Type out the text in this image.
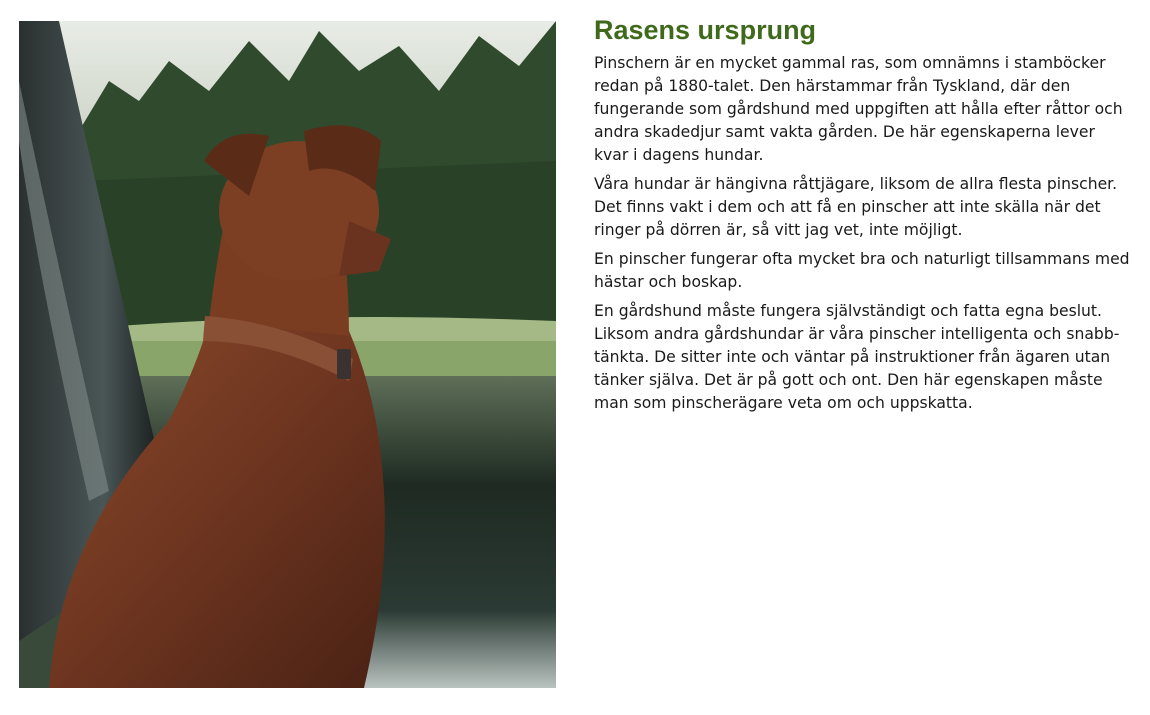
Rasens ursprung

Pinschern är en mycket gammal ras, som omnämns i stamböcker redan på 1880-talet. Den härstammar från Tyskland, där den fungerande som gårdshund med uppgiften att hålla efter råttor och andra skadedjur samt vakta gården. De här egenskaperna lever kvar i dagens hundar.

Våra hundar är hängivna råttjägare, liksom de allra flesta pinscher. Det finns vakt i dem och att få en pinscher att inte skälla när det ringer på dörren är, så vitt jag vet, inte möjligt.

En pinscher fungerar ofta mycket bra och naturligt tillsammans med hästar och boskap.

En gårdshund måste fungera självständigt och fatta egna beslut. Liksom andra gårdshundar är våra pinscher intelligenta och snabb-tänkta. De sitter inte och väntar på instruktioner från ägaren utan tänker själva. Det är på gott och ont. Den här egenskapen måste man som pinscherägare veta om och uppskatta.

---

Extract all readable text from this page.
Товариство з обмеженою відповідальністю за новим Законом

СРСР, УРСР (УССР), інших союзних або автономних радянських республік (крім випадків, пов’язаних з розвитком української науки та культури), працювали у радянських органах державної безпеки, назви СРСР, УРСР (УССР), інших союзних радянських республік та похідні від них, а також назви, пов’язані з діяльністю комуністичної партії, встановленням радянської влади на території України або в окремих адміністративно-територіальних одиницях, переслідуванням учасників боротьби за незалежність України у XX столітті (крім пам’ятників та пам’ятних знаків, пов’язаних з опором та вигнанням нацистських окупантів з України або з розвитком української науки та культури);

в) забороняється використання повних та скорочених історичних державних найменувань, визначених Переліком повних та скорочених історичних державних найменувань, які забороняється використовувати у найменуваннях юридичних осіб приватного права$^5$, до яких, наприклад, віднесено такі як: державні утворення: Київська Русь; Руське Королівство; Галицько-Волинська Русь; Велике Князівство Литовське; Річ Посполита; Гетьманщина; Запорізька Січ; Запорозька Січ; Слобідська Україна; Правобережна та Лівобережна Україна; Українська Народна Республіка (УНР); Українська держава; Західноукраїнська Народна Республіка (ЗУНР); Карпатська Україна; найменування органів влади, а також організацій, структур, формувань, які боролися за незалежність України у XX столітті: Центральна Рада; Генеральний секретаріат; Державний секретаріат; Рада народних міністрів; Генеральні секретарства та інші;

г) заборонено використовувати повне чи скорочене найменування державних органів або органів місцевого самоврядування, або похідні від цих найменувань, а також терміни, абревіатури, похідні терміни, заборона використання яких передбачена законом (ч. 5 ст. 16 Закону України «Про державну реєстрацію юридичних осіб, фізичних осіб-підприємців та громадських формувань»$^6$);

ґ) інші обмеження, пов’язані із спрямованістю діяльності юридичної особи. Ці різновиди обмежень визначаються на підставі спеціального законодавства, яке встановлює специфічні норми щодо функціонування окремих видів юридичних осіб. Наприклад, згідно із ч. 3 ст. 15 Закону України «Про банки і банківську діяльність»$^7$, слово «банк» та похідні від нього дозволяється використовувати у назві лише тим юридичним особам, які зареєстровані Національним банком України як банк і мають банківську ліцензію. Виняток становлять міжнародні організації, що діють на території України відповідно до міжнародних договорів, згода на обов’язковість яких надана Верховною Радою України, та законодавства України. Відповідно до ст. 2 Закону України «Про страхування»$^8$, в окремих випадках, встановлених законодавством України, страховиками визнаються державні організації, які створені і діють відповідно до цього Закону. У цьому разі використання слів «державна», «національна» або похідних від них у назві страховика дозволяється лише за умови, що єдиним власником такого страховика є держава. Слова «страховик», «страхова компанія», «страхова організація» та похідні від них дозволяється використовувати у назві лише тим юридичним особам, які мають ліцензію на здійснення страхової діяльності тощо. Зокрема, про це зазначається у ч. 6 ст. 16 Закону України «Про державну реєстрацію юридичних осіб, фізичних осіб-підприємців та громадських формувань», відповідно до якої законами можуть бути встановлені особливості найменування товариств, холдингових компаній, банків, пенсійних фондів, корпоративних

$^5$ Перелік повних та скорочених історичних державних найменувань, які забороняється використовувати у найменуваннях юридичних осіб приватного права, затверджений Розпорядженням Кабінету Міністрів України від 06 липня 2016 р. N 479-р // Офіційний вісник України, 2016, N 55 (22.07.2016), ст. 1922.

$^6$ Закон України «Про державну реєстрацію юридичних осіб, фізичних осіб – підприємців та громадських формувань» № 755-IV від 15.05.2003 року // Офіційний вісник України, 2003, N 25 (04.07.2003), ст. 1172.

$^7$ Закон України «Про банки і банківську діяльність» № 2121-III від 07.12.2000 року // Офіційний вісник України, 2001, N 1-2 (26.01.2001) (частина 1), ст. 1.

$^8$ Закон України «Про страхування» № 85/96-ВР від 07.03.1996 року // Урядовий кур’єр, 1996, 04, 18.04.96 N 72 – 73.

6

* * *

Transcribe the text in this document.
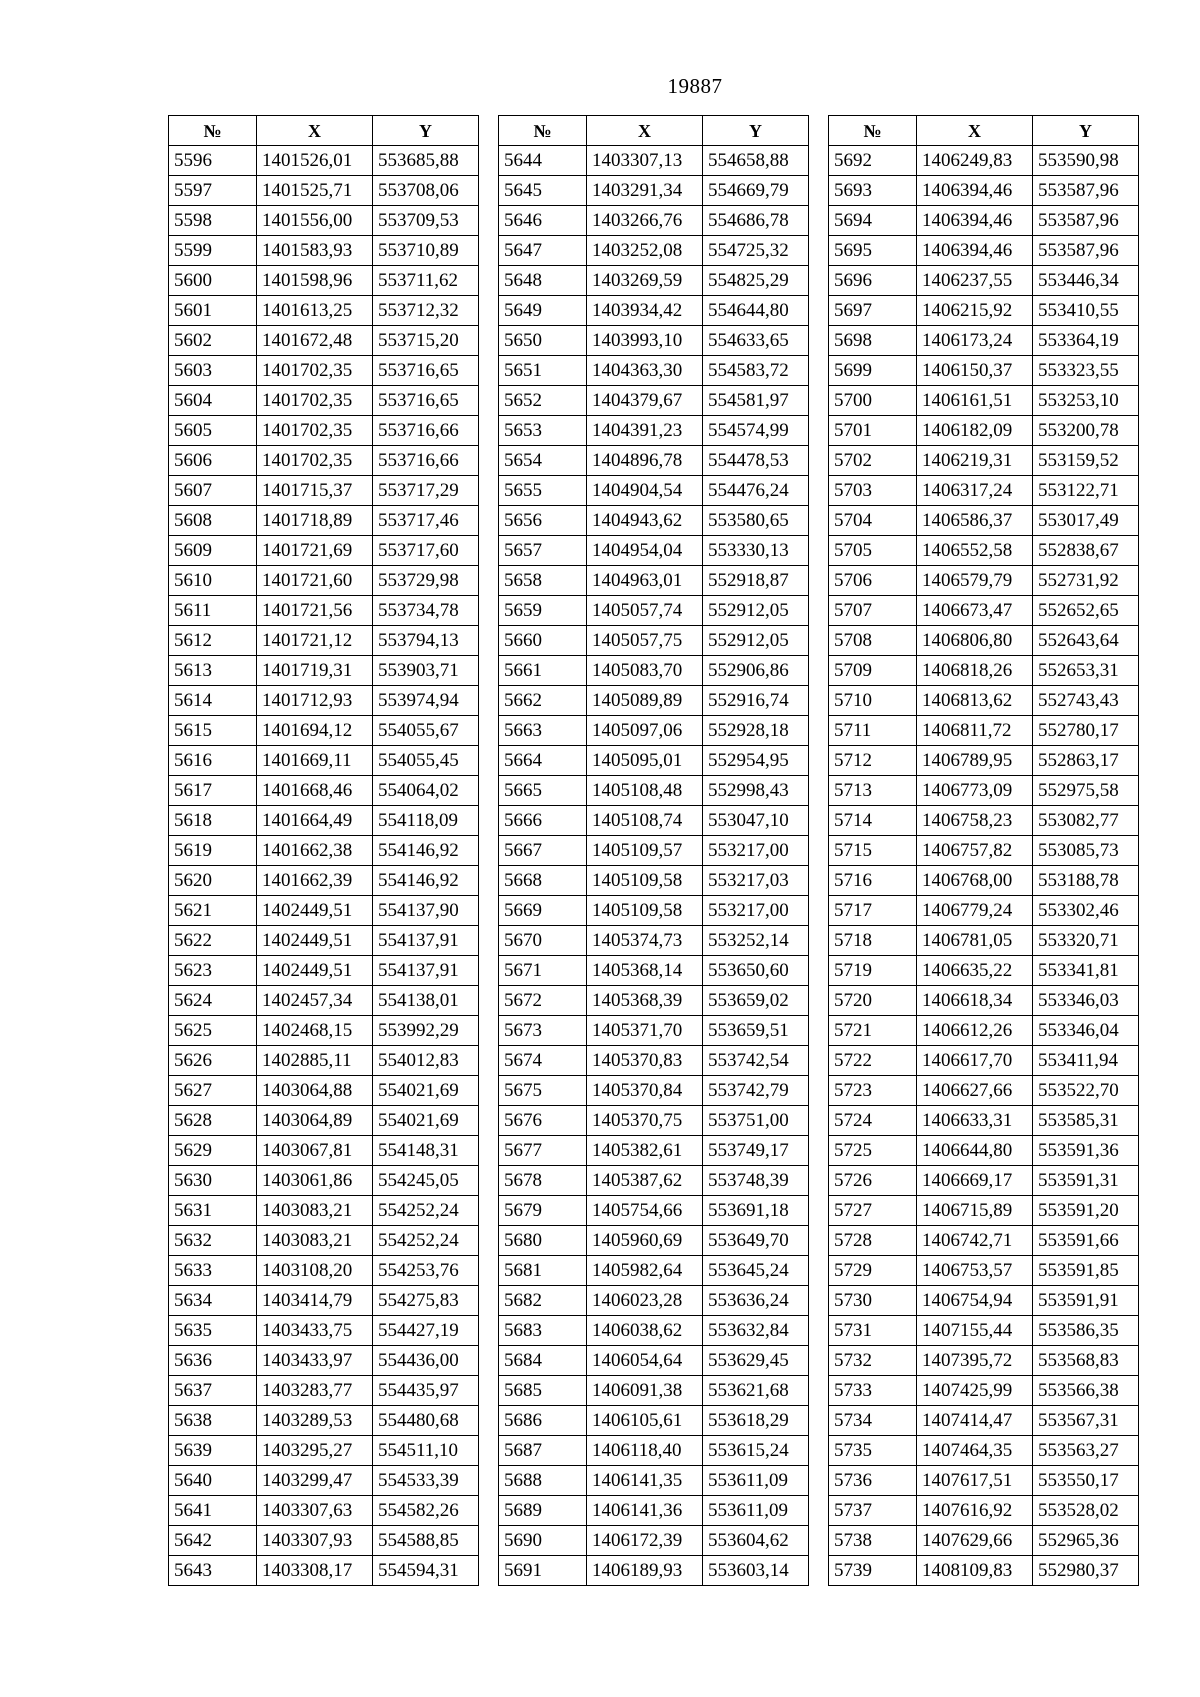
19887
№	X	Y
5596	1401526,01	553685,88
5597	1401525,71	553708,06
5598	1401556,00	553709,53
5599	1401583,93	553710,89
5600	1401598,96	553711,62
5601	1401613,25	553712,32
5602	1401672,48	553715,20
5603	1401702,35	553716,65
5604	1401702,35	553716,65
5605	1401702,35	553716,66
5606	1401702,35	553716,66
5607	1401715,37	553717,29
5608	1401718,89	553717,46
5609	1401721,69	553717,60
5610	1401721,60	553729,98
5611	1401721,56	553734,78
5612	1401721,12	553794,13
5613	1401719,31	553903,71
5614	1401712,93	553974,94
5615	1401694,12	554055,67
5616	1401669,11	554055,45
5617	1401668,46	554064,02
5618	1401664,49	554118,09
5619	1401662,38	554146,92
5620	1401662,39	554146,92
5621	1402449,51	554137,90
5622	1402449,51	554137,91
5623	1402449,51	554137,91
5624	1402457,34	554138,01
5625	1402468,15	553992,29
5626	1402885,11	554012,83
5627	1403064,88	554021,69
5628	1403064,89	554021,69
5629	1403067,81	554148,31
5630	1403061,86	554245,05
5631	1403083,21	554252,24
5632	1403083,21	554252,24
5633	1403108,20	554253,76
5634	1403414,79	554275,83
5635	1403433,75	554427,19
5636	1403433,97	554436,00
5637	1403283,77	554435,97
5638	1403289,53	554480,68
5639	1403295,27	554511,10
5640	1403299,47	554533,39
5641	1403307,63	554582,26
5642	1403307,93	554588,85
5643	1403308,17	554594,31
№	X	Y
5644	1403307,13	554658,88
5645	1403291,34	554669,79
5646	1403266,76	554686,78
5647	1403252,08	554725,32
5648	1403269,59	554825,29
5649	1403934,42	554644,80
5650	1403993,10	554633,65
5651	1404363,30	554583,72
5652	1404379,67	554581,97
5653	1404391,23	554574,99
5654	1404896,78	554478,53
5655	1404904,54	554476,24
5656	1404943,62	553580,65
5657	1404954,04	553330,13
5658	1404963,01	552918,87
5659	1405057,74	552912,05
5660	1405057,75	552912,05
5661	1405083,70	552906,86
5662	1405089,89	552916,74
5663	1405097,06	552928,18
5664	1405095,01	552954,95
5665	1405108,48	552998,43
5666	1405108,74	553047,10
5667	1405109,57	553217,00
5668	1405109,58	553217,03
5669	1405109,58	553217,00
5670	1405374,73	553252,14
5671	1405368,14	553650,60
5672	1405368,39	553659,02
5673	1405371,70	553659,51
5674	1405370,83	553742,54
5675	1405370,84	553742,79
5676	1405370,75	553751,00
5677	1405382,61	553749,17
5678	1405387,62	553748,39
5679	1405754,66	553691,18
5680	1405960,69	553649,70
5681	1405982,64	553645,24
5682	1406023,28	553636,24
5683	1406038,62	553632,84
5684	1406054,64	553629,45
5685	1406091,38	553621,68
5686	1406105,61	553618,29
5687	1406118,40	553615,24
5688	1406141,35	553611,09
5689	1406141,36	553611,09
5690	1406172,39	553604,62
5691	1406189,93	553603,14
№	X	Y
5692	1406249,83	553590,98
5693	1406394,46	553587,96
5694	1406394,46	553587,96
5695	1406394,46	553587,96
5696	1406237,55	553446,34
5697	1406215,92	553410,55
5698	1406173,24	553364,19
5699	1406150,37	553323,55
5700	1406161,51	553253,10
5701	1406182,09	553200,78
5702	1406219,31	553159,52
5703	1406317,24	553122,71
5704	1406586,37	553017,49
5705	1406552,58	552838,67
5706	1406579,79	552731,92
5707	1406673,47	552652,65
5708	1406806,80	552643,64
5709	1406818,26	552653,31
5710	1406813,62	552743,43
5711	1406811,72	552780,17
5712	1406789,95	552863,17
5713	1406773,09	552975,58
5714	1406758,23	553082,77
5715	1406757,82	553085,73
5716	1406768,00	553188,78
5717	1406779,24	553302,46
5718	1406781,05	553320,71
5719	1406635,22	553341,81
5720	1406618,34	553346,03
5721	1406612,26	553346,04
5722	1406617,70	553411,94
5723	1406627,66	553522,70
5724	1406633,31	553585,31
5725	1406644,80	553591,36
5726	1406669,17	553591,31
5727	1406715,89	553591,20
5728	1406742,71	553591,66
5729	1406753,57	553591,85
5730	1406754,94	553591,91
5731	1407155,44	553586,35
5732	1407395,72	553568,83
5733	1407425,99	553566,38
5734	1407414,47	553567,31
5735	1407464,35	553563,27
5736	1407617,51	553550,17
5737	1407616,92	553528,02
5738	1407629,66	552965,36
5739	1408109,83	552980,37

### Task description
In the material above, how many lines hold the word "this"? Say only the number.

### Solution to the exercise
3